*DATASET CONTENT*
## BEGIN

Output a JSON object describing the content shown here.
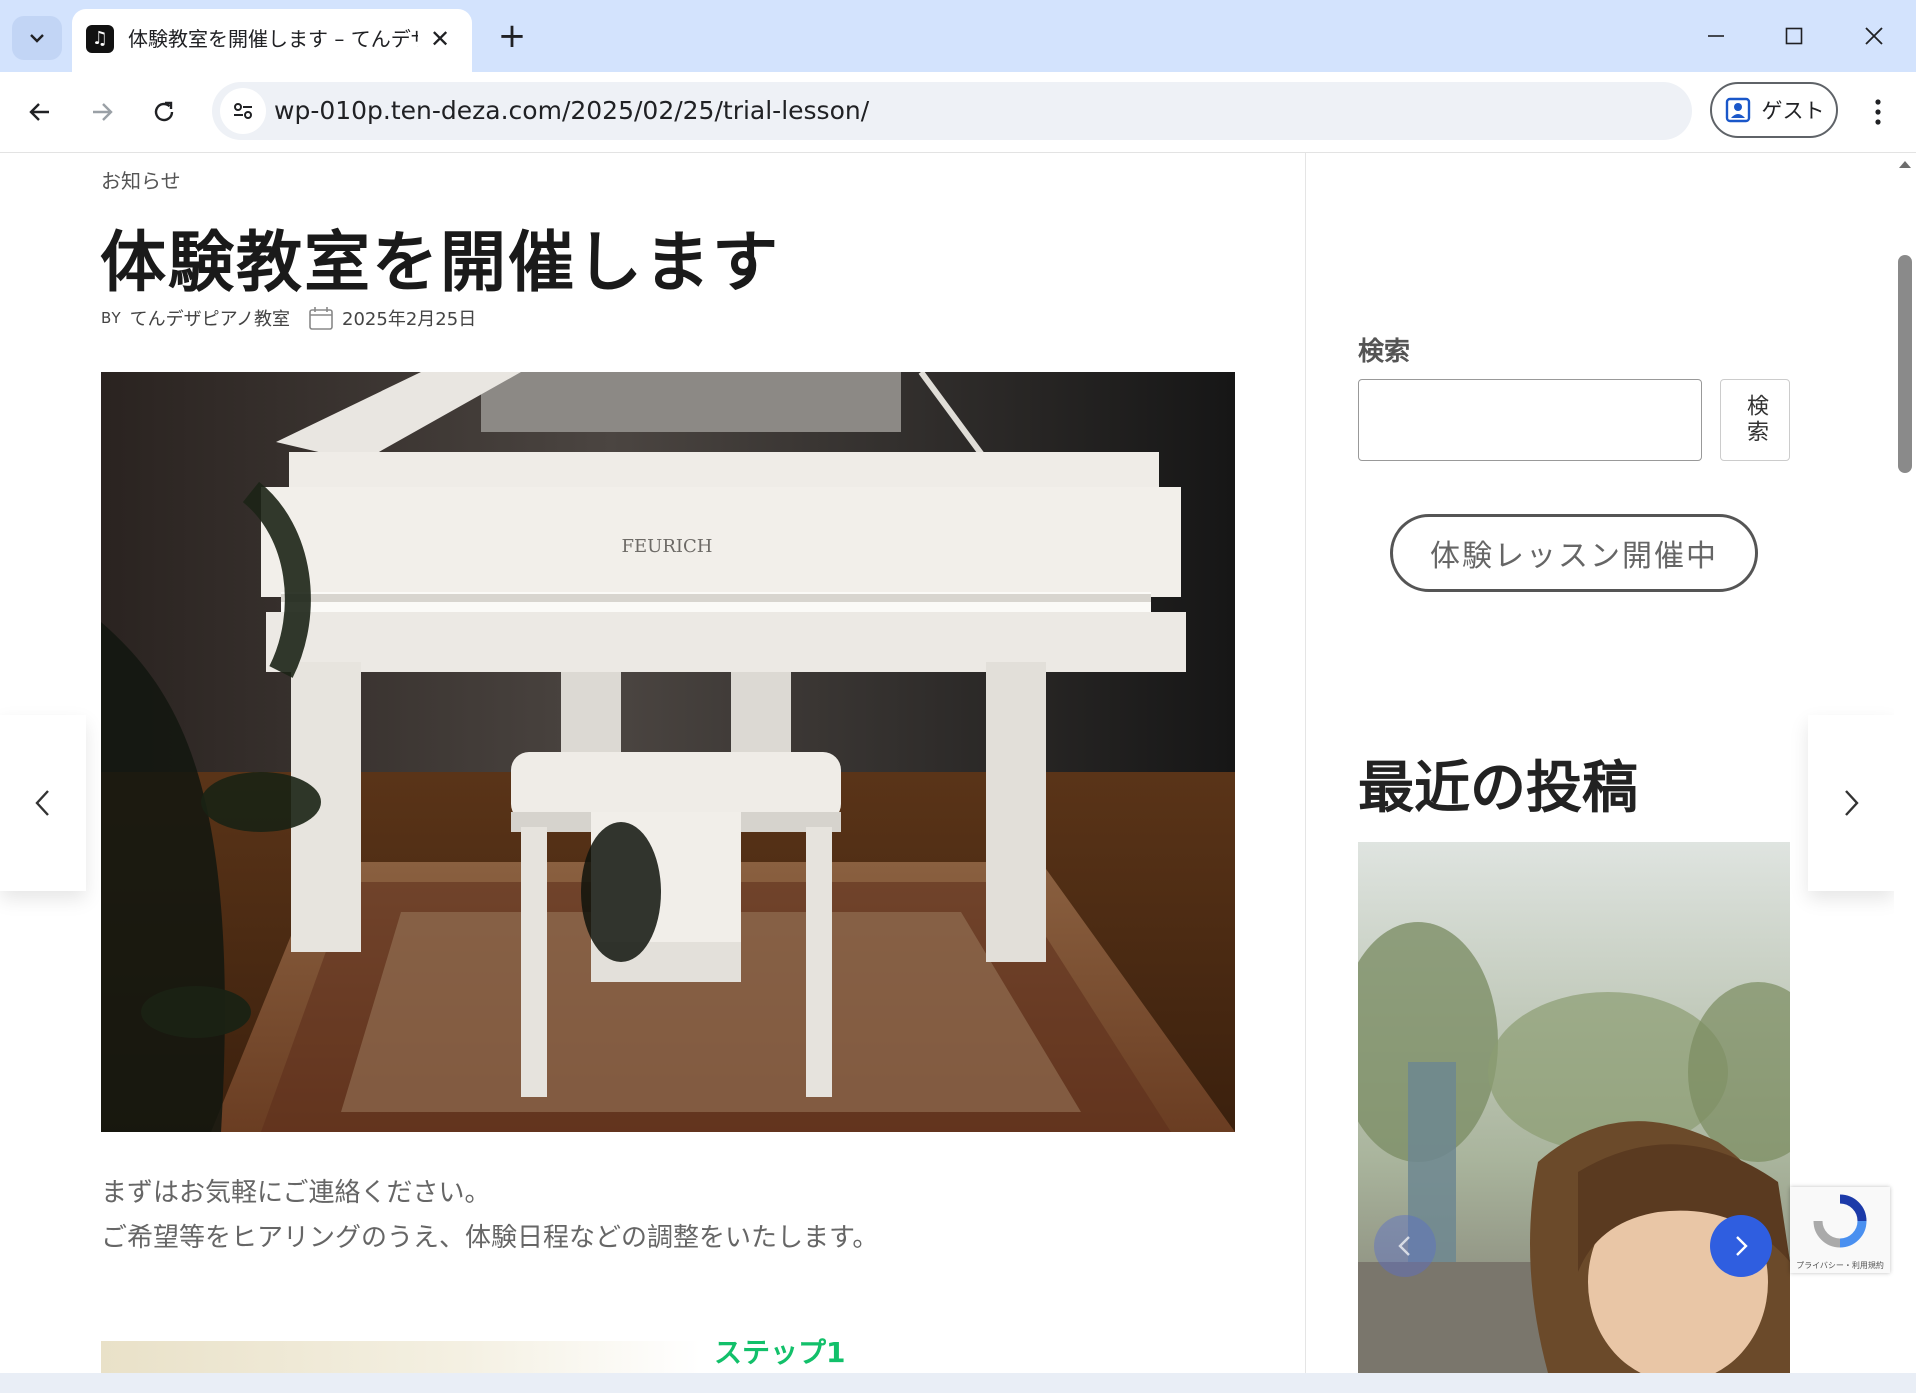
{
  "browser": {
    "tab_title": "体験教室を開催します – てんデザピアノ教室",
    "url": "wp-010p.ten-deza.com/2025/02/25/trial-lesson/",
    "profile_label": "ゲスト"
  },
  "post": {
    "category": "お知らせ",
    "title": "体験教室を開催します",
    "by_label": "BY",
    "author": "てんデザピアノ教室",
    "date": "2025年2月25日",
    "hero_brand": "FEURICH",
    "body_line1": "まずはお気軽にご連絡ください。",
    "body_line2": "ご希望等をヒアリングのうえ、体験日程などの調整をいたします。",
    "step_heading": "ステップ1"
  },
  "sidebar": {
    "search_label": "検索",
    "search_value": "",
    "search_button": "検索",
    "trial_button": "体験レッスン開催中",
    "recent_title": "最近の投稿"
  },
  "recaptcha": {
    "text": "プライバシー・利用規約"
  },
  "icons": {
    "back": "arrow-left-icon",
    "forward": "arrow-right-icon",
    "reload": "reload-icon",
    "site_info": "tune-icon",
    "profile": "person-icon",
    "menu": "kebab-menu-icon",
    "calendar": "calendar-icon"
  }
}
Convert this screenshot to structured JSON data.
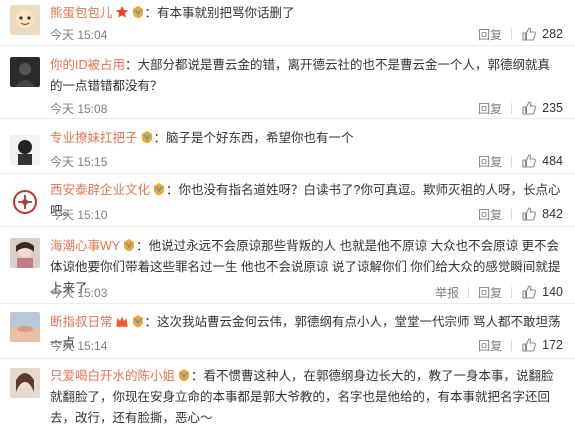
{
  "colors": {
    "username": "#eb7350",
    "text": "#333333",
    "meta": "#808080"
  },
  "comments": [
    {
      "user": "熊蛋包包儿",
      "badges": [
        "star-badge-icon",
        "membership-badge-icon"
      ],
      "text": "：有本事就别把骂你话删了",
      "time": "今天 15:04",
      "reply": "回复",
      "likes": "282"
    },
    {
      "user": "你的ID被占用",
      "badges": [],
      "text": "：大部分都说是曹云金的错，离开德云社的也不是曹云金一个人，郭德纲就真的一点错错都没有？",
      "time": "今天 15:08",
      "reply": "回复",
      "likes": "235"
    },
    {
      "user": "专业撩妹扛把子",
      "badges": [
        "membership-badge-icon"
      ],
      "text": "：脑子是个好东西，希望你也有一个",
      "time": "今天 15:15",
      "reply": "回复",
      "likes": "484"
    },
    {
      "user": "西安泰辟企业文化",
      "badges": [
        "membership-badge-icon"
      ],
      "text": "：你也没有指名道姓呀？白读书了?你可真逗。欺师灭祖的人呀，长点心吧。",
      "time": "今天 15:10",
      "reply": "回复",
      "likes": "842"
    },
    {
      "user": "海潮心事WY",
      "badges": [
        "membership-badge-icon"
      ],
      "text": "：他说过永远不会原谅那些背叛的人 也就是他不原谅 大众也不会原谅 更不会体谅他要你们带着这些罪名过一生 他也不会说原谅 说了谅解你们 你们给大众的感觉瞬间就提上来了",
      "time": "今天 15:03",
      "report": "举报",
      "reply": "回复",
      "likes": "140"
    },
    {
      "user": "断指叔日常",
      "badges": [
        "crown-badge-icon",
        "membership-badge-icon"
      ],
      "text": "：这次我站曹云金何云伟，郭德纲有点小人，堂堂一代宗师 骂人都不敢坦荡一点",
      "time": "今天 15:14",
      "reply": "回复",
      "likes": "172"
    },
    {
      "user": "只爱喝白开水的陈小姐",
      "badges": [
        "membership-badge-icon"
      ],
      "text": "：看不惯曹这种人，在郭德纲身边长大的，教了一身本事，说翻脸就翻脸了，你现在安身立命的本事都是郭大爷教的，名字也是他给的，有本事就把名字还回去，改行，还有脸撕，恶心～"
    }
  ]
}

## END

*EXERCISE DESCRIPTION*
Every entry above is to be set down exactly; the pictures are to be left out.

*COMPLETED TASK*
Output a JSON object describing the content shown here.
{
  "browser": {
    "tab_title": "体験教室を開催します – てんデザピアノ教室",
    "url": "wp-010p.ten-deza.com/2025/02/25/trial-lesson/",
    "profile_label": "ゲスト"
  },
  "post": {
    "category": "お知らせ",
    "title": "体験教室を開催します",
    "by_label": "BY",
    "author": "てんデザピアノ教室",
    "date": "2025年2月25日",
    "hero_brand": "FEURICH",
    "body_line1": "まずはお気軽にご連絡ください。",
    "body_line2": "ご希望等をヒアリングのうえ、体験日程などの調整をいたします。",
    "step_heading": "ステップ1"
  },
  "sidebar": {
    "search_label": "検索",
    "search_value": "",
    "search_button": "検索",
    "trial_button": "体験レッスン開催中",
    "recent_title": "最近の投稿"
  },
  "recaptcha": {
    "text": "プライバシー・利用規約"
  },
  "icons": {
    "back": "arrow-left-icon",
    "forward": "arrow-right-icon",
    "reload": "reload-icon",
    "site_info": "tune-icon",
    "profile": "person-icon",
    "menu": "kebab-menu-icon",
    "calendar": "calendar-icon"
  }
}
Convert this screenshot to structured JSON data.
{
  "colors": {
    "username": "#eb7350",
    "text": "#333333",
    "meta": "#808080"
  },
  "comments": [
    {
      "user": "熊蛋包包儿",
      "badges": [
        "star-badge-icon",
        "membership-badge-icon"
      ],
      "text": "：有本事就别把骂你话删了",
      "time": "今天 15:04",
      "reply": "回复",
      "likes": "282"
    },
    {
      "user": "你的ID被占用",
      "badges": [],
      "text": "：大部分都说是曹云金的错，离开德云社的也不是曹云金一个人，郭德纲就真的一点错错都没有？",
      "time": "今天 15:08",
      "reply": "回复",
      "likes": "235"
    },
    {
      "user": "专业撩妹扛把子",
      "badges": [
        "membership-badge-icon"
      ],
      "text": "：脑子是个好东西，希望你也有一个",
      "time": "今天 15:15",
      "reply": "回复",
      "likes": "484"
    },
    {
      "user": "西安泰辟企业文化",
      "badges": [
        "membership-badge-icon"
      ],
      "text": "：你也没有指名道姓呀？白读书了?你可真逗。欺师灭祖的人呀，长点心吧。",
      "time": "今天 15:10",
      "reply": "回复",
      "likes": "842"
    },
    {
      "user": "海潮心事WY",
      "badges": [
        "membership-badge-icon"
      ],
      "text": "：他说过永远不会原谅那些背叛的人 也就是他不原谅 大众也不会原谅 更不会体谅他要你们带着这些罪名过一生 他也不会说原谅 说了谅解你们 你们给大众的感觉瞬间就提上来了",
      "time": "今天 15:03",
      "report": "举报",
      "reply": "回复",
      "likes": "140"
    },
    {
      "user": "断指叔日常",
      "badges": [
        "crown-badge-icon",
        "membership-badge-icon"
      ],
      "text": "：这次我站曹云金何云伟，郭德纲有点小人，堂堂一代宗师 骂人都不敢坦荡一点",
      "time": "今天 15:14",
      "reply": "回复",
      "likes": "172"
    },
    {
      "user": "只爱喝白开水的陈小姐",
      "badges": [
        "membership-badge-icon"
      ],
      "text": "：看不惯曹这种人，在郭德纲身边长大的，教了一身本事，说翻脸就翻脸了，你现在安身立命的本事都是郭大爷教的，名字也是他给的，有本事就把名字还回去，改行，还有脸撕，恶心～"
    }
  ]
}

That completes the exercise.